Marie-Louise De Meester

Belgisch kloosterzuster

Marie-Louise De Meester (Roeselare, 8 april 1857Heverlee, 10 oktober 1928) was een Belgische kloosterzuster. Zij was de stichter van de congregatie van de Zusters Missionarissen van het Onbevlekte Hart van Maria (Zusters van de Jacht).

Biografie bewerken

Marie-Louise De Meester werd in Roeselare geboren als eerste kind van stoffenhandelaar Aloïs De Meester en Pelagie Sioen. Ze volgde middelbare studies in de kostschool van de kanunnikessen van Ieper en het Lyceum van de ursulinen te Doornik. In 1879 trad ze bij de kanunnikessen van Ieper in en kreeg ze de naam ‘dame’ Marie-Louise. Dame is de typische eretitel voor de kanunnikessen. Na haar vorming gaf ze in Ieper les, maar haar roeping lag bij de missies. Het bisdom van Brugge verhinderde de Ieperse zusters om op de vraag van een Vlaamse karmeliet in India in te gaan om daar missiewerk te gaan verrichten. In 1897 vroeg Dame Marie-Louise een exclaustratie of uitstoting uit het klooster aan. Hierdoor bleef ze een non, maar viel ze niet meer onder de verantwoordelijkheid van het klooster, maar van een geestelijke, in dit geval een Indische bisschop.

Aangeleverde gegevens.
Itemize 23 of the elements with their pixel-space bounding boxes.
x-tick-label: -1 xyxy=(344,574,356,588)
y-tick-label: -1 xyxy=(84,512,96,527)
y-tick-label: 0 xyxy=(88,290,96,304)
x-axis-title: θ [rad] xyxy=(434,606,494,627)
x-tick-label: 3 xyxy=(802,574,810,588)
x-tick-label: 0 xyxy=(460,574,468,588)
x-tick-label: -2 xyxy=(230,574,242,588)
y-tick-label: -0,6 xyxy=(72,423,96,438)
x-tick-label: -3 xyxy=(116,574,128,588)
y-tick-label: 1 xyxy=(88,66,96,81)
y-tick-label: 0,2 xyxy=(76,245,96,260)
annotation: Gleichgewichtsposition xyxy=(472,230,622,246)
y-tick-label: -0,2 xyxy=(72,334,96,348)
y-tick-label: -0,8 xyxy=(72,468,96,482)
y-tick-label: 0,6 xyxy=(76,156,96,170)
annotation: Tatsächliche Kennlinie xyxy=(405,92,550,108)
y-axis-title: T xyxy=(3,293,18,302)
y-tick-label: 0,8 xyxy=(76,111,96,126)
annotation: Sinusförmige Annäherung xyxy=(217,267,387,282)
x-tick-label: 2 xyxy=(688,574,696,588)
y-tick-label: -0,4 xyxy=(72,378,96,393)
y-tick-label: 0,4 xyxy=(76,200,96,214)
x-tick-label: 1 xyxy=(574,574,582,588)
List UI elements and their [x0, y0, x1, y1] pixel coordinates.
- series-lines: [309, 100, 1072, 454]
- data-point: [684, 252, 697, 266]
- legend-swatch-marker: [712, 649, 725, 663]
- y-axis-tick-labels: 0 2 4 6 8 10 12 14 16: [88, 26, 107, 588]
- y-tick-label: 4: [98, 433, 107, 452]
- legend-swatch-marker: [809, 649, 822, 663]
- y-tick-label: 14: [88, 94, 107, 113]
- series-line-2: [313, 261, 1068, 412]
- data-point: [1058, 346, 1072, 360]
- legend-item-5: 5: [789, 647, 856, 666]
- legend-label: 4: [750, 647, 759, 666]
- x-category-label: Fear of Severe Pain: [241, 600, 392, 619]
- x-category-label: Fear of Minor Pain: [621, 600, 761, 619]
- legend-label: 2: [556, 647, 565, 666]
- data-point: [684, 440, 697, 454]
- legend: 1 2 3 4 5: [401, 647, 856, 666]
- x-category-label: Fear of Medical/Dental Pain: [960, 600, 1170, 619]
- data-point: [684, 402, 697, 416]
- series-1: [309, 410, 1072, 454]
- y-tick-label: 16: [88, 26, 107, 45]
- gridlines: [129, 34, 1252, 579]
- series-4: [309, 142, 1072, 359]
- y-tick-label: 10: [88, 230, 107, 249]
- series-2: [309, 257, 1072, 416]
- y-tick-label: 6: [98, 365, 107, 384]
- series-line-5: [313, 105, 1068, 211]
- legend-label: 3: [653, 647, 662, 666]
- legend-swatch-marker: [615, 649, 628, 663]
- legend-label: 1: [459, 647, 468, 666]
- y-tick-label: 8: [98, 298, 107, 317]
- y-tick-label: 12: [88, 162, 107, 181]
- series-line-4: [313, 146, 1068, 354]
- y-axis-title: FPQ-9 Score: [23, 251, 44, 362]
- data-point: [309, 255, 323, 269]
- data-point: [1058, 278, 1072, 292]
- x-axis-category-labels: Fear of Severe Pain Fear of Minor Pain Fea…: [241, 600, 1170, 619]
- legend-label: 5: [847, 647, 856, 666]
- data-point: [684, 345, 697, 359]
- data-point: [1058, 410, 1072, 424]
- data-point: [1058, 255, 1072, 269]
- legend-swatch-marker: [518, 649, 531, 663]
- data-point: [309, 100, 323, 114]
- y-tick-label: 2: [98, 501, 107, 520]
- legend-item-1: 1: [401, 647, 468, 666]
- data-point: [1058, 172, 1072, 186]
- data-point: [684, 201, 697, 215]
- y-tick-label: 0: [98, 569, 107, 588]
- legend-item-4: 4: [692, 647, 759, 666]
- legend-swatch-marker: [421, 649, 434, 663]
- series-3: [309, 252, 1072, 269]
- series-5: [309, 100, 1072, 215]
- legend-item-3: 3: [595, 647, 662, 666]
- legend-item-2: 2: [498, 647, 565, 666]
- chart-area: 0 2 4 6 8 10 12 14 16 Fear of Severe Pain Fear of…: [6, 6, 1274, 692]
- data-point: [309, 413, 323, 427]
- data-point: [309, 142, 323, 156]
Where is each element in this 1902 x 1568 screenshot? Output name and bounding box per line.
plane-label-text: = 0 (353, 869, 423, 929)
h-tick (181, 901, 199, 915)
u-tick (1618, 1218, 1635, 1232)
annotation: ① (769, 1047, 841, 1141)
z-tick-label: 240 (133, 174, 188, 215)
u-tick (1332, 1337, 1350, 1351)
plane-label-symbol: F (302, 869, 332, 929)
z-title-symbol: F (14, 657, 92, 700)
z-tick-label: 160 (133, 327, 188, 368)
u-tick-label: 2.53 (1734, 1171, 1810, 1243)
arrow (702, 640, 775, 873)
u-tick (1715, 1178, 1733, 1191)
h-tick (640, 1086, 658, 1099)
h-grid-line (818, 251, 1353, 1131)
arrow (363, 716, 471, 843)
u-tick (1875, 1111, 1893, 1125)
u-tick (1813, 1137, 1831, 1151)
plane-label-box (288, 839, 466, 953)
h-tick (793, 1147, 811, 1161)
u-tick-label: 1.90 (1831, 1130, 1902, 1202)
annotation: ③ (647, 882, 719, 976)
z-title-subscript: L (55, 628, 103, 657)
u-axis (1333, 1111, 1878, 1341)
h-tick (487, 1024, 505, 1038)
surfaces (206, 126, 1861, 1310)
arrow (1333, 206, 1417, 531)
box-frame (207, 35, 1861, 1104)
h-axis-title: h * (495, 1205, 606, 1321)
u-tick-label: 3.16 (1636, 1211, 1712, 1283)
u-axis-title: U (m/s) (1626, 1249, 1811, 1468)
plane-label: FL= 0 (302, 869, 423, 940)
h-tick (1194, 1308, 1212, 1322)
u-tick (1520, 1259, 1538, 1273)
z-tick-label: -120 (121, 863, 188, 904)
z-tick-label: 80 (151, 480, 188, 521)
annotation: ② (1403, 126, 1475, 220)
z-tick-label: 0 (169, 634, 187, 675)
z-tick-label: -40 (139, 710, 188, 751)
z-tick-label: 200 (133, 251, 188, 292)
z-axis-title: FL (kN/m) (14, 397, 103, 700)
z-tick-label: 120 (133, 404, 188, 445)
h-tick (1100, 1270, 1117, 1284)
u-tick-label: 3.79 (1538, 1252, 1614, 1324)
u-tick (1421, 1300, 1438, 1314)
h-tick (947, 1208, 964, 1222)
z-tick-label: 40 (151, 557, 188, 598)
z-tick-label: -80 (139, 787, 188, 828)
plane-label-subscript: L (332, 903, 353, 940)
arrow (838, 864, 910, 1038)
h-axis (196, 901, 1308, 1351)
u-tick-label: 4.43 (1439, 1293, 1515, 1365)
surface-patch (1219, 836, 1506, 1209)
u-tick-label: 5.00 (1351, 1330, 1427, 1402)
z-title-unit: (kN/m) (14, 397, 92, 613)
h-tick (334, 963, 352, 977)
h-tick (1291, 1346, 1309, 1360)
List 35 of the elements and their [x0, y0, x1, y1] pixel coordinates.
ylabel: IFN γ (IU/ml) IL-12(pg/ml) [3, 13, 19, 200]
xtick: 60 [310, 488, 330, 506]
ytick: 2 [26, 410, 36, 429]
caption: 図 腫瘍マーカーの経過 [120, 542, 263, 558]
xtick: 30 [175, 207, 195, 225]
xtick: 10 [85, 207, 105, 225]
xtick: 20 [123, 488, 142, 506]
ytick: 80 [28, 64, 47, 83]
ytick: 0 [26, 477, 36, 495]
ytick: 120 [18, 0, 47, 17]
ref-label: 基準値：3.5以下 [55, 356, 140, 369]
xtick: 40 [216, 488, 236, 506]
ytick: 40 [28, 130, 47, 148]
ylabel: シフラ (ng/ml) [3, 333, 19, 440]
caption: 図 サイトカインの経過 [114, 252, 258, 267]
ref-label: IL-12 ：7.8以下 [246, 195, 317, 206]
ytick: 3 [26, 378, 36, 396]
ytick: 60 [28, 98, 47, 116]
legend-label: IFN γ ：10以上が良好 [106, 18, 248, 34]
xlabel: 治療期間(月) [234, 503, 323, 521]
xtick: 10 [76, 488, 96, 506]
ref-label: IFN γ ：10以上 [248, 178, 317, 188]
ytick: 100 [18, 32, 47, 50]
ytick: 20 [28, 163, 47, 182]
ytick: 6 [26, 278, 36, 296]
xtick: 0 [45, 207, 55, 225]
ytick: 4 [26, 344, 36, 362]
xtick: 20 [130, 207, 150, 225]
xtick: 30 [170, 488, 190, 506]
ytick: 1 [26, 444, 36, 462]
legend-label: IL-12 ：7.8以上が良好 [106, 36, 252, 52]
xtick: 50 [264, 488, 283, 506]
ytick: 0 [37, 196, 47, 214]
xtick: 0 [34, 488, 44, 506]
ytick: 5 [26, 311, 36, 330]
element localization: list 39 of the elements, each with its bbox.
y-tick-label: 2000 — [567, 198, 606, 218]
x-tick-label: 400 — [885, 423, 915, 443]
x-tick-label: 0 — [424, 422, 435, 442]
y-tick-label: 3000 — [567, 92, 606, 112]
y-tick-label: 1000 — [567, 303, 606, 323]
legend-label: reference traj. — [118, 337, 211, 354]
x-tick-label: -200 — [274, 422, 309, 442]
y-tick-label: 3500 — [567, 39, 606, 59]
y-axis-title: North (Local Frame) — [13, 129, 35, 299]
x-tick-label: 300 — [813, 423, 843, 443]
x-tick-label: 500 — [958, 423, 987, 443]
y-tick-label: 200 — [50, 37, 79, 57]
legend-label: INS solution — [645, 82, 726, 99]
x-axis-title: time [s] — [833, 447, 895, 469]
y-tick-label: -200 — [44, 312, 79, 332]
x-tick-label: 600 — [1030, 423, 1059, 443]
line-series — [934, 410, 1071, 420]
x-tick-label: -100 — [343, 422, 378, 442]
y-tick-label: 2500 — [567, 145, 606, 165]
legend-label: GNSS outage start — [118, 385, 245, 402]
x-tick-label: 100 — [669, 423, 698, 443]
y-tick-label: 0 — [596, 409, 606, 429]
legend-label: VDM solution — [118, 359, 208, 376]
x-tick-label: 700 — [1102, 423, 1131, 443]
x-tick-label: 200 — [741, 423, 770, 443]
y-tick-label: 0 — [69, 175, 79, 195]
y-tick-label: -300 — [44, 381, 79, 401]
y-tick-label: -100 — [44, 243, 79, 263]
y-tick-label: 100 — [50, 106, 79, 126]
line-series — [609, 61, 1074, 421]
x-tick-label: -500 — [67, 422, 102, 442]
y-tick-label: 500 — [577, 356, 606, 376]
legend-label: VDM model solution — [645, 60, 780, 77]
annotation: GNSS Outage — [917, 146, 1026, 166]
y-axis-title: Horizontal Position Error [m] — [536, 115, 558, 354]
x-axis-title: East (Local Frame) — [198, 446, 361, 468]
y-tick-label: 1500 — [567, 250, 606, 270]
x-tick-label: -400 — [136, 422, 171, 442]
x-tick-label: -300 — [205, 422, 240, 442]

Opdracht. Schrijf uit het artikel over Marie-Louise De Meester alles vanaf "Belgisch kloosterzuster" tot en met "van de Jacht)." opnieuw uit, en wissel daarbij "congregatie" om voor "orde".

Uitwerking.
Belgisch kloosterzuster

Marie-Louise De Meester (Roeselare, 8 april 1857Heverlee, 10 oktober 1928) was een Belgische kloosterzuster. Zij was de stichter van de orde van de Zusters Missionarissen van het Onbevlekte Hart van Maria (Zusters van de Jacht).